Task objective –
Search the listing below for the string "строительство" and show each line that contains it.

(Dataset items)
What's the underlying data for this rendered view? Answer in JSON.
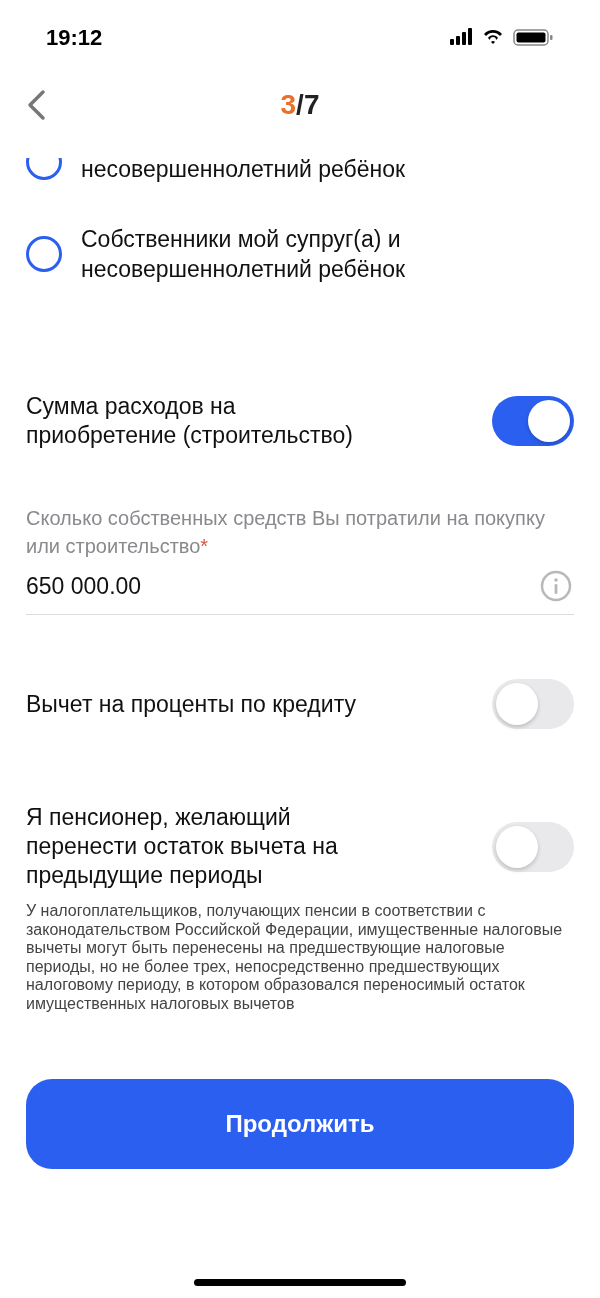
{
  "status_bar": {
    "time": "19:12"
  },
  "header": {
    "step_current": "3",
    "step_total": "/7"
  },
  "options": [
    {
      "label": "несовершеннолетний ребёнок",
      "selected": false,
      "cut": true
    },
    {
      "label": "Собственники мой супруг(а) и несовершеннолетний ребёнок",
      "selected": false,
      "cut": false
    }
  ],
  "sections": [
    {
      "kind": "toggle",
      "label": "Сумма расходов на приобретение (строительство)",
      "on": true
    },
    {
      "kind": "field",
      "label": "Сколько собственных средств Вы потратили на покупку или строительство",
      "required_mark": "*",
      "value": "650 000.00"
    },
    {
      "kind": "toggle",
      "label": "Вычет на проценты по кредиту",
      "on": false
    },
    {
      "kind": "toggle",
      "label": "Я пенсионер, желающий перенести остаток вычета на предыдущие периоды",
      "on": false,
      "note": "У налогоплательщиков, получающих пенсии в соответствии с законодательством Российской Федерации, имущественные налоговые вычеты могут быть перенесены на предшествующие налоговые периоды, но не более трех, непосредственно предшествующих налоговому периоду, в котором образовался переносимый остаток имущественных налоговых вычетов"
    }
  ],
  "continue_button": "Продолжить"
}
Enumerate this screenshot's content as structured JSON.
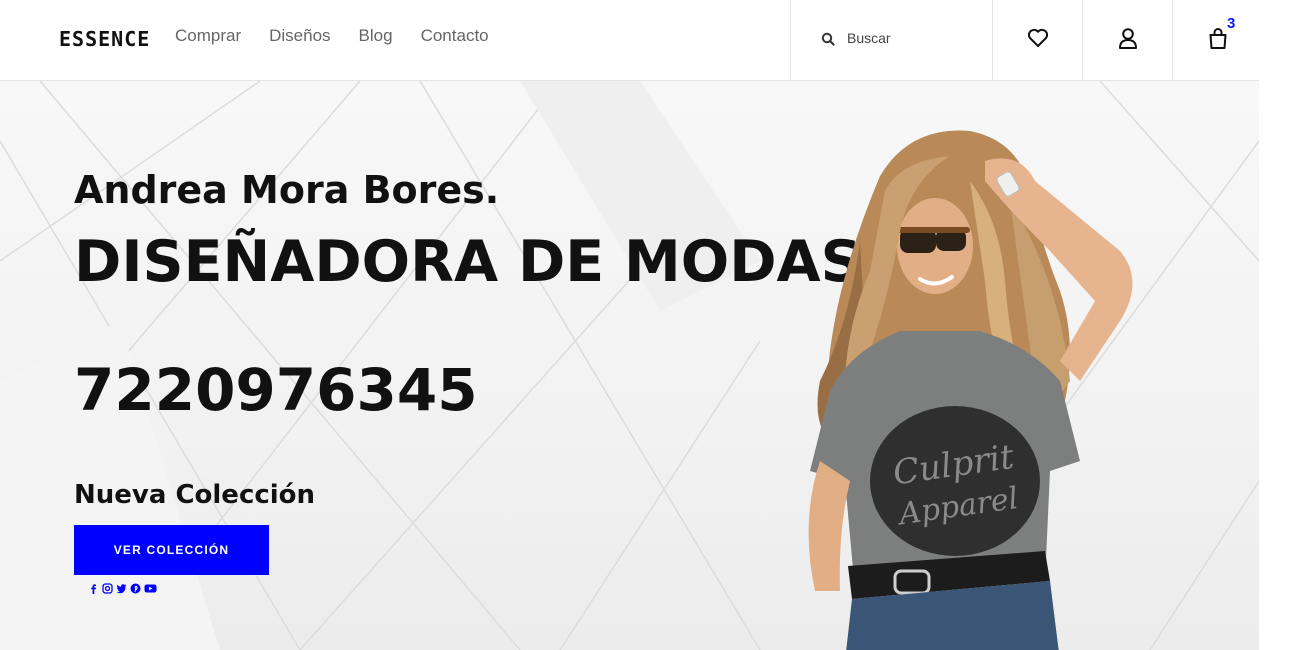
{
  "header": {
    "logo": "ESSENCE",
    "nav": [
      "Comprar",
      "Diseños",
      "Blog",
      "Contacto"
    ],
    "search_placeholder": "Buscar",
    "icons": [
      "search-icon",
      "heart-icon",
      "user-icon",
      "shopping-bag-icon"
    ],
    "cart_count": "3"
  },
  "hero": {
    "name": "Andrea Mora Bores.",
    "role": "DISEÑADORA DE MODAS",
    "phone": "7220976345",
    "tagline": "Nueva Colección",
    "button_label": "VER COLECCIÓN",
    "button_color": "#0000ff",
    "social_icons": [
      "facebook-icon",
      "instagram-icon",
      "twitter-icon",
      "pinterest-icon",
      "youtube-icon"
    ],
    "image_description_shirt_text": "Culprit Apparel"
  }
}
...
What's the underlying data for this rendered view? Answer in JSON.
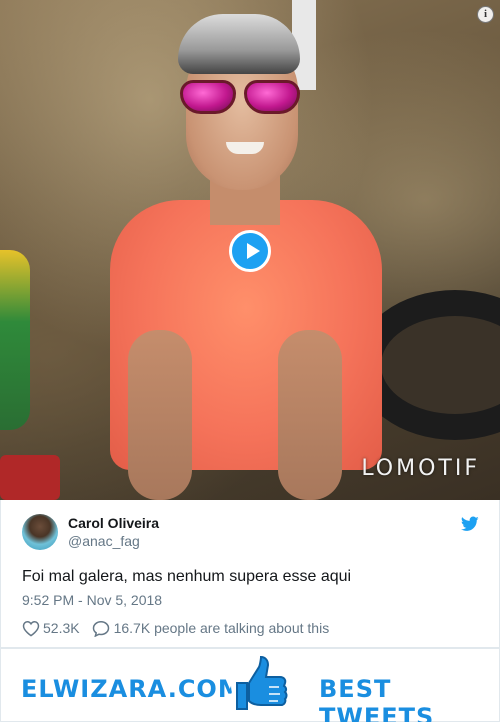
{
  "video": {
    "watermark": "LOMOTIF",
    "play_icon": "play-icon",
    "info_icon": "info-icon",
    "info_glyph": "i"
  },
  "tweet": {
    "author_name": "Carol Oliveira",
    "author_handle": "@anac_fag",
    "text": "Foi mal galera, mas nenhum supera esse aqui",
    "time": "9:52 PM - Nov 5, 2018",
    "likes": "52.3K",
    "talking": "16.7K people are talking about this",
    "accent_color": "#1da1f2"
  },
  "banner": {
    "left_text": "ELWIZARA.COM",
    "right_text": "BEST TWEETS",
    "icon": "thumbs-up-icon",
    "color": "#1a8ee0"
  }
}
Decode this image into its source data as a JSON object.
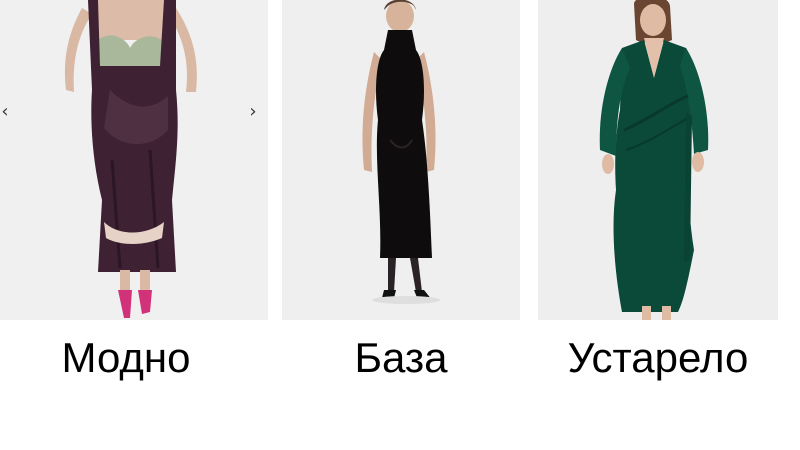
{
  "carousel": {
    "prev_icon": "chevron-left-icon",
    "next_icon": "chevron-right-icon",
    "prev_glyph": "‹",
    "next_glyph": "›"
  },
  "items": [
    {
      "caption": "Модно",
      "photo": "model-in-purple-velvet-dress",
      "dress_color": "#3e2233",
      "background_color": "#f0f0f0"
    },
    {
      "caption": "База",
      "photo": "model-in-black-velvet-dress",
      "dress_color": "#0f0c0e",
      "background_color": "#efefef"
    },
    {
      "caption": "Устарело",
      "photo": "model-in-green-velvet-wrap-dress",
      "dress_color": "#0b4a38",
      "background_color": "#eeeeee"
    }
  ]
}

Answer in full –
      "label": "Сумма расходов на приобретение (строительство)",
      "label": "Сколько собственных средств Вы потратили на покупку или строительство",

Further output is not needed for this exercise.